Where a line of the material contains the string "Forecast", copy that line.
★ ★ ★ ★ ★ ★ ★
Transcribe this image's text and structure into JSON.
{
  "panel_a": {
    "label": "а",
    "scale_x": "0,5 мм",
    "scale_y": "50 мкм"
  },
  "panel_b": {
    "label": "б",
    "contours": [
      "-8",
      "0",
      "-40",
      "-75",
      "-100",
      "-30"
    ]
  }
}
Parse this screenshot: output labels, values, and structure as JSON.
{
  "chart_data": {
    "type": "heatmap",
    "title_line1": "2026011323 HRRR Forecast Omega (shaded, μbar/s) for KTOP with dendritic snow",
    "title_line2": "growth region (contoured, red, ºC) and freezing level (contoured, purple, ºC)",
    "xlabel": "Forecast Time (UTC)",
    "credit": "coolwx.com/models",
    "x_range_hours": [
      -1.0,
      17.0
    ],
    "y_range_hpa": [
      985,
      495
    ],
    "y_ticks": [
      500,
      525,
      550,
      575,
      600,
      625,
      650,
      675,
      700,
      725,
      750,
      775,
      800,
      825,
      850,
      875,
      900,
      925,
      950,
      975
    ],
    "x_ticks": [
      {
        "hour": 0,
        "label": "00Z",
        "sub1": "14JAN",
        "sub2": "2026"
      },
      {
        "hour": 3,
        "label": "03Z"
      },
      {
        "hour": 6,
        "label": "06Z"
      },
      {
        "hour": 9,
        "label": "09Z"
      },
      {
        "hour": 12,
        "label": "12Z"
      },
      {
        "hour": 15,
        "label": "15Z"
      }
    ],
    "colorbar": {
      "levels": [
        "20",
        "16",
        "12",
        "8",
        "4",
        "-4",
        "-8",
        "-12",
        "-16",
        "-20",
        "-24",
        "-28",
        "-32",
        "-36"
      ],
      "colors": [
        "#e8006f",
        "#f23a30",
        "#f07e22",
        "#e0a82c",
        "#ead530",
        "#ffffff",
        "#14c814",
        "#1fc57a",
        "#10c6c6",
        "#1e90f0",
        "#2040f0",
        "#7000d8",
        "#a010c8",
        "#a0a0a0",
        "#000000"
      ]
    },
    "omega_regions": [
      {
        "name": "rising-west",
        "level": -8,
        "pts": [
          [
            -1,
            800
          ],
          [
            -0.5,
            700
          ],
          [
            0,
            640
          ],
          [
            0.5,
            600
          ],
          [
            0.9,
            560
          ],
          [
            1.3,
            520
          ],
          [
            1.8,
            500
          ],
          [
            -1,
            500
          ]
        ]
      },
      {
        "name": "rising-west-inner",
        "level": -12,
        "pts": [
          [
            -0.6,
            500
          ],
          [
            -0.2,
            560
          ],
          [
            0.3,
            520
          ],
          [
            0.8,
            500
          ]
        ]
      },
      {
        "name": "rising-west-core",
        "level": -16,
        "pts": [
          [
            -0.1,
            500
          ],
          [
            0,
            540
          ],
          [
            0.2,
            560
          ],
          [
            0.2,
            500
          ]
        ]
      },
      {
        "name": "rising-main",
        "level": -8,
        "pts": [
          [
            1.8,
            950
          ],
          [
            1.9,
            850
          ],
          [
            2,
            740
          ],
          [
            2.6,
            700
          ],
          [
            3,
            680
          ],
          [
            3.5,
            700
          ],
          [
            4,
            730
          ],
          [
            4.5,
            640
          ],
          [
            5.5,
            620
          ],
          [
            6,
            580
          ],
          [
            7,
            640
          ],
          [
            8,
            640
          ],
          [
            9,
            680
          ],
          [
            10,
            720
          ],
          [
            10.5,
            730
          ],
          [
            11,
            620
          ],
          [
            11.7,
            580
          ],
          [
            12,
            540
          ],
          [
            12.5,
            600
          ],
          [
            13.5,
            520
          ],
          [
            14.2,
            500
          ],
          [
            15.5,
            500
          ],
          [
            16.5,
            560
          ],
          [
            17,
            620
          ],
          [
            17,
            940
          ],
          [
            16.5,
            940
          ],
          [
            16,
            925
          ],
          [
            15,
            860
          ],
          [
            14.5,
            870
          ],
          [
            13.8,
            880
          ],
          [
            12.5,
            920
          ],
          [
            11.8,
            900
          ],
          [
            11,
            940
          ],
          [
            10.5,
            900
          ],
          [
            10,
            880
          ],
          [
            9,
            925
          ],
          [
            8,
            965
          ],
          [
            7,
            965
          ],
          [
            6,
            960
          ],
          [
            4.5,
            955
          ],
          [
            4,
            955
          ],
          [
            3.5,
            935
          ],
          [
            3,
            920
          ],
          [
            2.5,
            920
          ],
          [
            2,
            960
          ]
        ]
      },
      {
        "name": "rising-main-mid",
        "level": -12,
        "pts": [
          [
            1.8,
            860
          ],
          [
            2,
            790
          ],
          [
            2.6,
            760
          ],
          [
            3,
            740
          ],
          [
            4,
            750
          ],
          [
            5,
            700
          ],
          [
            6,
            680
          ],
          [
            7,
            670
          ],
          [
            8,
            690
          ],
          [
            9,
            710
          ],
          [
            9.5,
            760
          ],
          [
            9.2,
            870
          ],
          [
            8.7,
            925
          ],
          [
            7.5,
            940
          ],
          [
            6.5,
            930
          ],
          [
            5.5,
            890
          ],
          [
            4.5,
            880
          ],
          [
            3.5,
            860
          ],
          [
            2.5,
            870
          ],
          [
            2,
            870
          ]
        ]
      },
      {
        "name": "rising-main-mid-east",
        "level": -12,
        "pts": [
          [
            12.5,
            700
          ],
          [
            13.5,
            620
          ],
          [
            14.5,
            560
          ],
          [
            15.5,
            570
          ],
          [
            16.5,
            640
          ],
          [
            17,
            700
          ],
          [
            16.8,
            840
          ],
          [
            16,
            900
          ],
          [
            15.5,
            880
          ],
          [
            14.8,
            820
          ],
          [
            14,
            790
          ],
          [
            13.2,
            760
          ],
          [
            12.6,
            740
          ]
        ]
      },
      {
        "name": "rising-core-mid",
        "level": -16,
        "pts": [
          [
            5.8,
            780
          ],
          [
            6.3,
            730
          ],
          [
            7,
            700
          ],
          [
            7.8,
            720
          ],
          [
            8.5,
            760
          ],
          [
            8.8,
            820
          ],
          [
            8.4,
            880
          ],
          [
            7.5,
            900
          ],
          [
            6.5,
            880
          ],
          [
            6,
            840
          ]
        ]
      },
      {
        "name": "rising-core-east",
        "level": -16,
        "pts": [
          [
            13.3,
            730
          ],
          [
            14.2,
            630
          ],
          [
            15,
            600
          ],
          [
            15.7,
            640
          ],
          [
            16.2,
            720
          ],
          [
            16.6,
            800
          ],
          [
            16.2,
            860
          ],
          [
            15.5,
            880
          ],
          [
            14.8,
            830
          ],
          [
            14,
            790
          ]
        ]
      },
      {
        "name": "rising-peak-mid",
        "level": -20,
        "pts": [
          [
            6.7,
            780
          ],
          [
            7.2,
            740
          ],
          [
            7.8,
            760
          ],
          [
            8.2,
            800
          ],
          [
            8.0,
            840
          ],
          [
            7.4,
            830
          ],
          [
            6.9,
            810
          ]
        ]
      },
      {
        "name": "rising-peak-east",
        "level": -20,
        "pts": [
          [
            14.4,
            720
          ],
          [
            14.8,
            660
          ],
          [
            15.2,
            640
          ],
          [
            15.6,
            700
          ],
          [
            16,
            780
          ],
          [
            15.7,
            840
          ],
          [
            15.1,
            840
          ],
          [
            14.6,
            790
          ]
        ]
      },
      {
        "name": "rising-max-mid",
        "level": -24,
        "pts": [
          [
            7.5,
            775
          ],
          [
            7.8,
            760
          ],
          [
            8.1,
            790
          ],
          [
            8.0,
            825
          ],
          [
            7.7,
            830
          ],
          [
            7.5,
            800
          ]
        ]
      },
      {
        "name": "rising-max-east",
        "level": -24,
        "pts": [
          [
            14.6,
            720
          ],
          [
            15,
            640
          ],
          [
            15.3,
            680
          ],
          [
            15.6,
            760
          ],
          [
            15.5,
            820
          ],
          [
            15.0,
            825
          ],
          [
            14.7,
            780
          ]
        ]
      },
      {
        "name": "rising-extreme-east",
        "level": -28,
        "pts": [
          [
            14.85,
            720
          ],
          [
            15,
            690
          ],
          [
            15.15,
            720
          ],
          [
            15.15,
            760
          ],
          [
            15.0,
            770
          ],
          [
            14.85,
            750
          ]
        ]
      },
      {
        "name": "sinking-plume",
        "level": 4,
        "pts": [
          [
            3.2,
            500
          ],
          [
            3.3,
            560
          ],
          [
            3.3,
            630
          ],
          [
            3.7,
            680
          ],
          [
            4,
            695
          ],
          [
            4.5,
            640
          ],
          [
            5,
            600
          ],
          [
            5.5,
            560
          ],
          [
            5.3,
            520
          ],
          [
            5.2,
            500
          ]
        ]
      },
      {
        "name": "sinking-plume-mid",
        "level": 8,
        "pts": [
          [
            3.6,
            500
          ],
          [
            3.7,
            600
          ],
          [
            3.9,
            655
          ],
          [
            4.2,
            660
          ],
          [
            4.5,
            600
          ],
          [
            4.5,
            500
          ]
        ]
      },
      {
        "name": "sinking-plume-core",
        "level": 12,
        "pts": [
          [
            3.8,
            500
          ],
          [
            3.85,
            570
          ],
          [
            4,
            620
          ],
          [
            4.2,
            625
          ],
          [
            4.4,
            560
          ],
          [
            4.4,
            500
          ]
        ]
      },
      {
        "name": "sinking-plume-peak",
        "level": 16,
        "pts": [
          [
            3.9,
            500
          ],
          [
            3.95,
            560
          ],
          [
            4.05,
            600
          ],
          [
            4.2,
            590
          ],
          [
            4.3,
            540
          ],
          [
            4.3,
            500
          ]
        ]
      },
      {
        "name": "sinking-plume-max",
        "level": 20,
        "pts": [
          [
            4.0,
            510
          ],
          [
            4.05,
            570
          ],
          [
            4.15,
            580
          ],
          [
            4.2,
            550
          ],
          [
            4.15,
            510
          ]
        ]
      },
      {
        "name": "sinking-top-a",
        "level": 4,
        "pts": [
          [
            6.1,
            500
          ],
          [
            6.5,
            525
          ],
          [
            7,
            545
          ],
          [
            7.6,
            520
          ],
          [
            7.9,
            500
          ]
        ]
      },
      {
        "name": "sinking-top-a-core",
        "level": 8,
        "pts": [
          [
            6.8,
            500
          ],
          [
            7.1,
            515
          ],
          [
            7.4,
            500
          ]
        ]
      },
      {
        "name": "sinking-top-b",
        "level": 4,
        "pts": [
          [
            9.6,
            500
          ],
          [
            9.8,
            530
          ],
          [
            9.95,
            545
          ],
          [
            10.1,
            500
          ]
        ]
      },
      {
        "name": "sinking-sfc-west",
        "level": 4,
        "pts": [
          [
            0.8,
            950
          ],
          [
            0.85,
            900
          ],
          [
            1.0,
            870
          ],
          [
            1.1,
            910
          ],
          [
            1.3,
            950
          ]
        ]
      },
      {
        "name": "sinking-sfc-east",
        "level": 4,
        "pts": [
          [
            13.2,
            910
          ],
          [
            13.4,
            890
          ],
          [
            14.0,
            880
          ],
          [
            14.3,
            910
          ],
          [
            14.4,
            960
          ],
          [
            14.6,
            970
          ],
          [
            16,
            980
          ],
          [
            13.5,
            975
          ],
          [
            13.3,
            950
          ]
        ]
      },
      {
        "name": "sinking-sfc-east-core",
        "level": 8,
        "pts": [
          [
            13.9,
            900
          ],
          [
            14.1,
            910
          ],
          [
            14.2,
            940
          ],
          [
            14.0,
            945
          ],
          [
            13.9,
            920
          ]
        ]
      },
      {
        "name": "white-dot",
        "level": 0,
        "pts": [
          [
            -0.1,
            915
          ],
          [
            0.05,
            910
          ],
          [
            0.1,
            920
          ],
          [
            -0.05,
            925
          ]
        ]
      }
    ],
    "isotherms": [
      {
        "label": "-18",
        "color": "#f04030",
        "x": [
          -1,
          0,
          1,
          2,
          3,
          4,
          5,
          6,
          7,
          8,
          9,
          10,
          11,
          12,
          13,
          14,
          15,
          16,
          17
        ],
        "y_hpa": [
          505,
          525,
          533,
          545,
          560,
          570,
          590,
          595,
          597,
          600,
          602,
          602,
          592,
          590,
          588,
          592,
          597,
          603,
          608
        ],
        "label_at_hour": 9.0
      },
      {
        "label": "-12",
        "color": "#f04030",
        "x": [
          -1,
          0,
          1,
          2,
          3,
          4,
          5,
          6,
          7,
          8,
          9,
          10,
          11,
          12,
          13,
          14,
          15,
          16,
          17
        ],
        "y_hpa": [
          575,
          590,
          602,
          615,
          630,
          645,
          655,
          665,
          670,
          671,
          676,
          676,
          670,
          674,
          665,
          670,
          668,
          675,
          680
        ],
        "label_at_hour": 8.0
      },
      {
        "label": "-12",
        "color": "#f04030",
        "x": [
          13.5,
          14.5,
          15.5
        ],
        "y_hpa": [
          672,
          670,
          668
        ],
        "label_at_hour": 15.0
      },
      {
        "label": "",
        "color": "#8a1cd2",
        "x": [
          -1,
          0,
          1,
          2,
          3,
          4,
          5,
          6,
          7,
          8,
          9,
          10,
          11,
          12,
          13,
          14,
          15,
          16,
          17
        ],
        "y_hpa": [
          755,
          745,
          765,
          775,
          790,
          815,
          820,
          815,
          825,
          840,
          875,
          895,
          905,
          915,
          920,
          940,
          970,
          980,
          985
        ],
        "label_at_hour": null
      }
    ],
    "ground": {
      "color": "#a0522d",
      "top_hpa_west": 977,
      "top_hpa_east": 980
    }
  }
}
★ ★ ★ ★ ★ ★ ★
• [TASK SOLUTION]
    "title_line1": "2026011323 HRRR Forecast Omega (shaded, μbar/s) for KTOP with dendritic snow",
    "xlabel": "Forecast Time (UTC)",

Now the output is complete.